Problem: What follows is a listing; restate every line of it word for word.

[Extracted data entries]
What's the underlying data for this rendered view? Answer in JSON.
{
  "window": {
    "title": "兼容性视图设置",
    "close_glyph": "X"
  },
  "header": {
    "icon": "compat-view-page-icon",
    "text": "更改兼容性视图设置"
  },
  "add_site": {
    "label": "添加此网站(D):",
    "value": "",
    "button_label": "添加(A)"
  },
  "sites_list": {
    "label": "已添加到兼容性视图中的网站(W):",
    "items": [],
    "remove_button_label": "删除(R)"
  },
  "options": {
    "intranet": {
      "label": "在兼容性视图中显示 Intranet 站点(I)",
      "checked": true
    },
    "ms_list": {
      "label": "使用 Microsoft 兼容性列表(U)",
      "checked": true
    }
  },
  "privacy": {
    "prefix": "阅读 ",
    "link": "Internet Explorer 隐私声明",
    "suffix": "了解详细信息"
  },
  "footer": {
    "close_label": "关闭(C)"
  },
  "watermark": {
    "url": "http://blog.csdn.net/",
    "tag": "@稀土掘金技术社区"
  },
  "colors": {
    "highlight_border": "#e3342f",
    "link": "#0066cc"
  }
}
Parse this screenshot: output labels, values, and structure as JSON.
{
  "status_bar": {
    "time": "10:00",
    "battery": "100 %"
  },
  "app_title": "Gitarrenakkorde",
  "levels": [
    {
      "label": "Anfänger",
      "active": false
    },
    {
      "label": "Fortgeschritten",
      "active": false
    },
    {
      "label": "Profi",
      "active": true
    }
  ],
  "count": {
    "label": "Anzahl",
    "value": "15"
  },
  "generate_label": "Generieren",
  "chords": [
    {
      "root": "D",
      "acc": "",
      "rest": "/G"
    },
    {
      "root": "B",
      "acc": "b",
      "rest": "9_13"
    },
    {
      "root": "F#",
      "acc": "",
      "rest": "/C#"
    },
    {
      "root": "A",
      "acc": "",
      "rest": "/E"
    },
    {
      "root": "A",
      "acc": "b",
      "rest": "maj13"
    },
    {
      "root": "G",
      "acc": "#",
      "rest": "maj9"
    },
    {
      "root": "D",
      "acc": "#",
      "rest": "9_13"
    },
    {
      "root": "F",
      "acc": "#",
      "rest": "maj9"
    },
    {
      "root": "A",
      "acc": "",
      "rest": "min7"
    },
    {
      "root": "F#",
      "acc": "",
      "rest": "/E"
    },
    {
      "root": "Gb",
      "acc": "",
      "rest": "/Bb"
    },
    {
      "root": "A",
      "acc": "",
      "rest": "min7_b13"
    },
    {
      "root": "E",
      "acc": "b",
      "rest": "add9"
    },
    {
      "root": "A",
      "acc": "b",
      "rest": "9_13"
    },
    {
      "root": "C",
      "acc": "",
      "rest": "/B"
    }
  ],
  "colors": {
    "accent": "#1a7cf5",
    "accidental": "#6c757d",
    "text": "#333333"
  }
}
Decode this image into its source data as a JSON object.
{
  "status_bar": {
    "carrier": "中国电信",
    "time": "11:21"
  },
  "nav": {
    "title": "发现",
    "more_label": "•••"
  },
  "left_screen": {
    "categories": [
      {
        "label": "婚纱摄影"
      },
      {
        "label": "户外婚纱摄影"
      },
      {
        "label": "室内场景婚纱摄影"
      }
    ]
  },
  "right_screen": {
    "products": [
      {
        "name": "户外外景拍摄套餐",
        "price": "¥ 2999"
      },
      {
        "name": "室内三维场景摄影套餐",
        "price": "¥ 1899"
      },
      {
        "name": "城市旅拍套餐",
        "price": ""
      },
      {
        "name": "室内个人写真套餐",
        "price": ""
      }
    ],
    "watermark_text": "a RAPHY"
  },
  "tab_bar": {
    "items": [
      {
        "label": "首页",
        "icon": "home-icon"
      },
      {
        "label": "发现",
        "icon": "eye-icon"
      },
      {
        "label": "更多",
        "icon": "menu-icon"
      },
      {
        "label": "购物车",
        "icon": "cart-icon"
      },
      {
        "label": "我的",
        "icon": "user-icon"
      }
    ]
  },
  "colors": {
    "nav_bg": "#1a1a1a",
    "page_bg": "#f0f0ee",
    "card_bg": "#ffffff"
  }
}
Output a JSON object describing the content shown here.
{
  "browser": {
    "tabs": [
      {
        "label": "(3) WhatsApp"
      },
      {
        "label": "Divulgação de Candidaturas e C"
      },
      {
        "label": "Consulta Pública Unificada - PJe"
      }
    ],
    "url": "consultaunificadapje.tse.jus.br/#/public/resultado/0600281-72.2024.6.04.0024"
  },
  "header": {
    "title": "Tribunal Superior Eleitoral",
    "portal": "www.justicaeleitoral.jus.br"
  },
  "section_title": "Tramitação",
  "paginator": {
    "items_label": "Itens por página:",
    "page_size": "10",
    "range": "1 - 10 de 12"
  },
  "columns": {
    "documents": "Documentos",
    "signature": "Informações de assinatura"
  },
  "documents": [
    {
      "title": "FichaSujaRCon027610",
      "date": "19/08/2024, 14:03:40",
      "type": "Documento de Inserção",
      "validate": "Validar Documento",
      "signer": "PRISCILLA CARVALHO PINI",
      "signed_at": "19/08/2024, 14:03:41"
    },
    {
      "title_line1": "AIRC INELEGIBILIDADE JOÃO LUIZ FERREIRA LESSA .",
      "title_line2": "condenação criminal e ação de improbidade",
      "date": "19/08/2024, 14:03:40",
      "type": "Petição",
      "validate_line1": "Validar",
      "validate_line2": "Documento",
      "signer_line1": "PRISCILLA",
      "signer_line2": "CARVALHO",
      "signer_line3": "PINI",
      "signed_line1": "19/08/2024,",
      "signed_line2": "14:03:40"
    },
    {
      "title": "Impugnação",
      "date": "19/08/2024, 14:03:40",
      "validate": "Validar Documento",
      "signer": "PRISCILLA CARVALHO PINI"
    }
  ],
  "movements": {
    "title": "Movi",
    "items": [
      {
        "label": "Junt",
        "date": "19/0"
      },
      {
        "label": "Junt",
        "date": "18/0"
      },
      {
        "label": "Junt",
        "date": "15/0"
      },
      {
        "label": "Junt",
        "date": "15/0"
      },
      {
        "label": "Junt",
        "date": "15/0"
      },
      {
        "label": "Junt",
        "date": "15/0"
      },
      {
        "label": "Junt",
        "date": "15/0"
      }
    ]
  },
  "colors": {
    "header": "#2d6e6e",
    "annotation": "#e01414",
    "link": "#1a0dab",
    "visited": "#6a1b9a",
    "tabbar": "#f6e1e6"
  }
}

Response for this exercise:
What's the underlying data for this rendered view? Answer in JSON.
{
  "window": {
    "title": "兼容性视图设置",
    "close_glyph": "X"
  },
  "header": {
    "icon": "compat-view-page-icon",
    "text": "更改兼容性视图设置"
  },
  "add_site": {
    "label": "添加此网站(D):",
    "value": "",
    "button_label": "添加(A)"
  },
  "sites_list": {
    "label": "已添加到兼容性视图中的网站(W):",
    "items": [],
    "remove_button_label": "删除(R)"
  },
  "options": {
    "intranet": {
      "label": "在兼容性视图中显示 Intranet 站点(I)",
      "checked": true
    },
    "ms_list": {
      "label": "使用 Microsoft 兼容性列表(U)",
      "checked": true
    }
  },
  "privacy": {
    "prefix": "阅读 ",
    "link": "Internet Explorer 隐私声明",
    "suffix": "了解详细信息"
  },
  "footer": {
    "close_label": "关闭(C)"
  },
  "watermark": {
    "url": "http://blog.csdn.net/",
    "tag": "@稀土掘金技术社区"
  },
  "colors": {
    "highlight_border": "#e3342f",
    "link": "#0066cc"
  }
}
Parse this screenshot: output labels, values, and structure as JSON.
{
  "status_bar": {
    "time": "10:00",
    "battery": "100 %"
  },
  "app_title": "Gitarrenakkorde",
  "levels": [
    {
      "label": "Anfänger",
      "active": false
    },
    {
      "label": "Fortgeschritten",
      "active": false
    },
    {
      "label": "Profi",
      "active": true
    }
  ],
  "count": {
    "label": "Anzahl",
    "value": "15"
  },
  "generate_label": "Generieren",
  "chords": [
    {
      "root": "D",
      "acc": "",
      "rest": "/G"
    },
    {
      "root": "B",
      "acc": "b",
      "rest": "9_13"
    },
    {
      "root": "F#",
      "acc": "",
      "rest": "/C#"
    },
    {
      "root": "A",
      "acc": "",
      "rest": "/E"
    },
    {
      "root": "A",
      "acc": "b",
      "rest": "maj13"
    },
    {
      "root": "G",
      "acc": "#",
      "rest": "maj9"
    },
    {
      "root": "D",
      "acc": "#",
      "rest": "9_13"
    },
    {
      "root": "F",
      "acc": "#",
      "rest": "maj9"
    },
    {
      "root": "A",
      "acc": "",
      "rest": "min7"
    },
    {
      "root": "F#",
      "acc": "",
      "rest": "/E"
    },
    {
      "root": "Gb",
      "acc": "",
      "rest": "/Bb"
    },
    {
      "root": "A",
      "acc": "",
      "rest": "min7_b13"
    },
    {
      "root": "E",
      "acc": "b",
      "rest": "add9"
    },
    {
      "root": "A",
      "acc": "b",
      "rest": "9_13"
    },
    {
      "root": "C",
      "acc": "",
      "rest": "/B"
    }
  ],
  "colors": {
    "accent": "#1a7cf5",
    "accidental": "#6c757d",
    "text": "#333333"
  }
}
Decode this image into its source data as a JSON object.
{
  "status_bar": {
    "carrier": "中国电信",
    "time": "11:21"
  },
  "nav": {
    "title": "发现",
    "more_label": "•••"
  },
  "left_screen": {
    "categories": [
      {
        "label": "婚纱摄影"
      },
      {
        "label": "户外婚纱摄影"
      },
      {
        "label": "室内场景婚纱摄影"
      }
    ]
  },
  "right_screen": {
    "products": [
      {
        "name": "户外外景拍摄套餐",
        "price": "¥ 2999"
      },
      {
        "name": "室内三维场景摄影套餐",
        "price": "¥ 1899"
      },
      {
        "name": "城市旅拍套餐",
        "price": ""
      },
      {
        "name": "室内个人写真套餐",
        "price": ""
      }
    ],
    "watermark_text": "a RAPHY"
  },
  "tab_bar": {
    "items": [
      {
        "label": "首页",
        "icon": "home-icon"
      },
      {
        "label": "发现",
        "icon": "eye-icon"
      },
      {
        "label": "更多",
        "icon": "menu-icon"
      },
      {
        "label": "购物车",
        "icon": "cart-icon"
      },
      {
        "label": "我的",
        "icon": "user-icon"
      }
    ]
  },
  "colors": {
    "nav_bg": "#1a1a1a",
    "page_bg": "#f0f0ee",
    "card_bg": "#ffffff"
  }
}
Output a JSON object describing the content shown here.
{
  "browser": {
    "tabs": [
      {
        "label": "(3) WhatsApp"
      },
      {
        "label": "Divulgação de Candidaturas e C"
      },
      {
        "label": "Consulta Pública Unificada - PJe"
      }
    ],
    "url": "consultaunificadapje.tse.jus.br/#/public/resultado/0600281-72.2024.6.04.0024"
  },
  "header": {
    "title": "Tribunal Superior Eleitoral",
    "portal": "www.justicaeleitoral.jus.br"
  },
  "section_title": "Tramitação",
  "paginator": {
    "items_label": "Itens por página:",
    "page_size": "10",
    "range": "1 - 10 de 12"
  },
  "columns": {
    "documents": "Documentos",
    "signature": "Informações de assinatura"
  },
  "documents": [
    {
      "title": "FichaSujaRCon027610",
      "date": "19/08/2024, 14:03:40",
      "type": "Documento de Inserção",
      "validate": "Validar Documento",
      "signer": "PRISCILLA CARVALHO PINI",
      "signed_at": "19/08/2024, 14:03:41"
    },
    {
      "title_line1": "AIRC INELEGIBILIDADE JOÃO LUIZ FERREIRA LESSA .",
      "title_line2": "condenação criminal e ação de improbidade",
      "date": "19/08/2024, 14:03:40",
      "type": "Petição",
      "validate_line1": "Validar",
      "validate_line2": "Documento",
      "signer_line1": "PRISCILLA",
      "signer_line2": "CARVALHO",
      "signer_line3": "PINI",
      "signed_line1": "19/08/2024,",
      "signed_line2": "14:03:40"
    },
    {
      "title": "Impugnação",
      "date": "19/08/2024, 14:03:40",
      "validate": "Validar Documento",
      "signer": "PRISCILLA CARVALHO PINI"
    }
  ],
  "movements": {
    "title": "Movi",
    "items": [
      {
        "label": "Junt",
        "date": "19/0"
      },
      {
        "label": "Junt",
        "date": "18/0"
      },
      {
        "label": "Junt",
        "date": "15/0"
      },
      {
        "label": "Junt",
        "date": "15/0"
      },
      {
        "label": "Junt",
        "date": "15/0"
      },
      {
        "label": "Junt",
        "date": "15/0"
      },
      {
        "label": "Junt",
        "date": "15/0"
      }
    ]
  },
  "colors": {
    "header": "#2d6e6e",
    "annotation": "#e01414",
    "link": "#1a0dab",
    "visited": "#6a1b9a",
    "tabbar": "#f6e1e6"
  }
}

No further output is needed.